◆ **Directions for this task**
In the listing below, count the lines containing the string "JSON" and state only the number.

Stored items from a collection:
※

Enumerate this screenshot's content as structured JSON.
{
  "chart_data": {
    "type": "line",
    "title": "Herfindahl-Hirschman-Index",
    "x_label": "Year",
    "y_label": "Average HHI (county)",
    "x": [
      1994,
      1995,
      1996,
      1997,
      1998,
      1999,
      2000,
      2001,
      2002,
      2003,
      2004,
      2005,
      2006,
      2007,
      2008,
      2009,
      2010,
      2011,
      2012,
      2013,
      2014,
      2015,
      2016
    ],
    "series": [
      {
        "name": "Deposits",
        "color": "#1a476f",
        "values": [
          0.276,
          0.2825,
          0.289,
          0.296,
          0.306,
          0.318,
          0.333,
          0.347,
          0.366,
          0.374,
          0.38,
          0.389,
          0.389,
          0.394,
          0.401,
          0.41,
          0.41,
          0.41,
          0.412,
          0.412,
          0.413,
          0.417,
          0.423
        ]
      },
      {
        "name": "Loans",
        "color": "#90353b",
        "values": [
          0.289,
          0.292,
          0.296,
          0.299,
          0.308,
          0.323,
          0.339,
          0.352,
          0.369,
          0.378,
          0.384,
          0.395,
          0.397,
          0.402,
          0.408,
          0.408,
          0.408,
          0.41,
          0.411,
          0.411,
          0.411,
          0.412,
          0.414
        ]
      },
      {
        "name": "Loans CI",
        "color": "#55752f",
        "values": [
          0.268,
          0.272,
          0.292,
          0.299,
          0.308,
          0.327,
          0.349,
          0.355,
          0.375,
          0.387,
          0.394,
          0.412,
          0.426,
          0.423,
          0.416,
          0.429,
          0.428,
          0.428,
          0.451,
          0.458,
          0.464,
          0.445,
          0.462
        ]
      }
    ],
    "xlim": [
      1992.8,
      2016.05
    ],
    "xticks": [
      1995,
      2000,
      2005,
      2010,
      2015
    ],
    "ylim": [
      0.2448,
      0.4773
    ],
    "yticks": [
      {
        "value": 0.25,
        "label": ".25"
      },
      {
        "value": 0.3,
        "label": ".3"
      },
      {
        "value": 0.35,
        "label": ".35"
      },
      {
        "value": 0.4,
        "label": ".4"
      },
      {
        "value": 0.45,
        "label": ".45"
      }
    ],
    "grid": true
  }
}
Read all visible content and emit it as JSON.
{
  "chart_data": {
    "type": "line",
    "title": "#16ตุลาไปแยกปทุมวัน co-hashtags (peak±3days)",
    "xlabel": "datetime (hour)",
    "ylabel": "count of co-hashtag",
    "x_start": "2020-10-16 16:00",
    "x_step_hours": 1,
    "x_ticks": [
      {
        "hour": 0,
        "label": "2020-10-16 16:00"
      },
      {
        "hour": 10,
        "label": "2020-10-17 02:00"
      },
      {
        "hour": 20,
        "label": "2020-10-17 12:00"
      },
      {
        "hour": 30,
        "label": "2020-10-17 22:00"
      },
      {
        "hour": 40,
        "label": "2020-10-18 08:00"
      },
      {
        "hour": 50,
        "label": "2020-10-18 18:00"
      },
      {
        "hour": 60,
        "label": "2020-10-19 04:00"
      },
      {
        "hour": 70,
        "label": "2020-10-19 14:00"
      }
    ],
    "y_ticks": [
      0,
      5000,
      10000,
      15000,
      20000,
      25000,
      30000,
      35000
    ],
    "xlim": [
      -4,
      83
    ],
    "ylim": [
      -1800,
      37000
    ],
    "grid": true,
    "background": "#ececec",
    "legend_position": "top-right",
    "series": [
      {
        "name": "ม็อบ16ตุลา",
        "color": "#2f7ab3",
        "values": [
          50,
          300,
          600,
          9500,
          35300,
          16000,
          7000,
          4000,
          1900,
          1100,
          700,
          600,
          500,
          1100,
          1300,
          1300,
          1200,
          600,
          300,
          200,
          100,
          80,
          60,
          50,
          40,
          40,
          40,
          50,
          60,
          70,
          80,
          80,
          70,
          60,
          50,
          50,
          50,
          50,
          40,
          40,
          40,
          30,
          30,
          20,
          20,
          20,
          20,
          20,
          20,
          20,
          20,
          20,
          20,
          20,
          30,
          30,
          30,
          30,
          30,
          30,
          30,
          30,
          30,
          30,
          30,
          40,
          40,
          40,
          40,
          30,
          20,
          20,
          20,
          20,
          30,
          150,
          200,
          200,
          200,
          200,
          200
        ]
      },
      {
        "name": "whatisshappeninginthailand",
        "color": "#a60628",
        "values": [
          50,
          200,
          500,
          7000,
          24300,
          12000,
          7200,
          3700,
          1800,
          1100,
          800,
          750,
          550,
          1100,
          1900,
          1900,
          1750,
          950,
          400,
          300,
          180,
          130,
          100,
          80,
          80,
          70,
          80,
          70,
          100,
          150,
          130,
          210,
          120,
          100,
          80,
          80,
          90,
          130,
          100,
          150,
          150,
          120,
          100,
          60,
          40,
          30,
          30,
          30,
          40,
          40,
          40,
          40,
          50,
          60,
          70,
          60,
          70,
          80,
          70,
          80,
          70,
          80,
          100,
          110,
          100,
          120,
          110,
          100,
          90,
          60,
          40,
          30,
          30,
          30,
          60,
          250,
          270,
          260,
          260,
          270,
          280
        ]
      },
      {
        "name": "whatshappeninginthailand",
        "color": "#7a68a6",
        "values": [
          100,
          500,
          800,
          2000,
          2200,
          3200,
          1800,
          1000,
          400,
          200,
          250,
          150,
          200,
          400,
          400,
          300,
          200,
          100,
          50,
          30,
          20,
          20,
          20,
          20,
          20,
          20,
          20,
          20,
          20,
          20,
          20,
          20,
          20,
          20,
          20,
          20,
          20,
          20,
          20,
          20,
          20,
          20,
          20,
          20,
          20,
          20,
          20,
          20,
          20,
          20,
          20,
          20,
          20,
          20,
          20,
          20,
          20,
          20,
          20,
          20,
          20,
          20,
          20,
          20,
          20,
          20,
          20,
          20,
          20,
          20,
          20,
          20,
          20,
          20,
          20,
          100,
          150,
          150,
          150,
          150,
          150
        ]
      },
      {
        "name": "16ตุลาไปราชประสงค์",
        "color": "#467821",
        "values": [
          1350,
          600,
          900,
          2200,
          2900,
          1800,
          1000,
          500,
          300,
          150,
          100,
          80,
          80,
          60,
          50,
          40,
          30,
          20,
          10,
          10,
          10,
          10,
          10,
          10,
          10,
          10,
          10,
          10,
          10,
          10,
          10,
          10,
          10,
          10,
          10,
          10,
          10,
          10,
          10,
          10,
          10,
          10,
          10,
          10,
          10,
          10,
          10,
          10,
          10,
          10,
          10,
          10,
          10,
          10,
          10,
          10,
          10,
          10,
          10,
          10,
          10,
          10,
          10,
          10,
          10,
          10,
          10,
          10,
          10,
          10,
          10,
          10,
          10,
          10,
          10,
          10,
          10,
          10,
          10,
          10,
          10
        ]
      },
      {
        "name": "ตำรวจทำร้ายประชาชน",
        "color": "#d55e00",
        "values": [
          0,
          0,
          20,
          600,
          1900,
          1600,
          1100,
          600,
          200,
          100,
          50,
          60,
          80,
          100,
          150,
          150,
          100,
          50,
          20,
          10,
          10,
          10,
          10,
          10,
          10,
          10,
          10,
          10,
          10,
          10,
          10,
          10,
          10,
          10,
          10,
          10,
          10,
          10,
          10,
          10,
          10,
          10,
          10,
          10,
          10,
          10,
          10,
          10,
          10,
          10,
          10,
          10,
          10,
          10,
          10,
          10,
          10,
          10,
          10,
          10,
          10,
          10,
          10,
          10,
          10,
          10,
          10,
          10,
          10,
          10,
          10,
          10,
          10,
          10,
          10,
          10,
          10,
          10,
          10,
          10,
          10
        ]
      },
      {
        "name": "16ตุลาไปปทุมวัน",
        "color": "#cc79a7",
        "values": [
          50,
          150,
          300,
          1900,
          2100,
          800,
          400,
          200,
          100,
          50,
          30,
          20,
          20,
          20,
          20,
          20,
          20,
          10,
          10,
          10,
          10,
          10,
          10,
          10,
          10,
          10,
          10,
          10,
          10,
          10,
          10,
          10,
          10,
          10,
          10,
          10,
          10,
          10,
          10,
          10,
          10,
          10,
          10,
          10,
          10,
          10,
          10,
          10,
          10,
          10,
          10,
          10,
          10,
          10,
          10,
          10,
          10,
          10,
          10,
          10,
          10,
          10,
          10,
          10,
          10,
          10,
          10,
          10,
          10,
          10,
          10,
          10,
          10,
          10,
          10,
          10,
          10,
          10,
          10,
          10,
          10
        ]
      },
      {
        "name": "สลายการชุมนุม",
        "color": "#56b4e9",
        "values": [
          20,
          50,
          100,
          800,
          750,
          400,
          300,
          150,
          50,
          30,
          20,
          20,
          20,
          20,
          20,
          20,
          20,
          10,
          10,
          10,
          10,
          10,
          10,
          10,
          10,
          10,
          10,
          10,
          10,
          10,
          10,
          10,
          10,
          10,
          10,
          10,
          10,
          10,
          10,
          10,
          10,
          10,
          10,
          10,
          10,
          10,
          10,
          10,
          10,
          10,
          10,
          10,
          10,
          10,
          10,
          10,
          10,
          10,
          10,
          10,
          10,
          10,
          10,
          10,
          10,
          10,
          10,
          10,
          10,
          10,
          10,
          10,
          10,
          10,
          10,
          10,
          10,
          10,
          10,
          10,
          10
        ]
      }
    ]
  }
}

※

◆ **Task answer**
2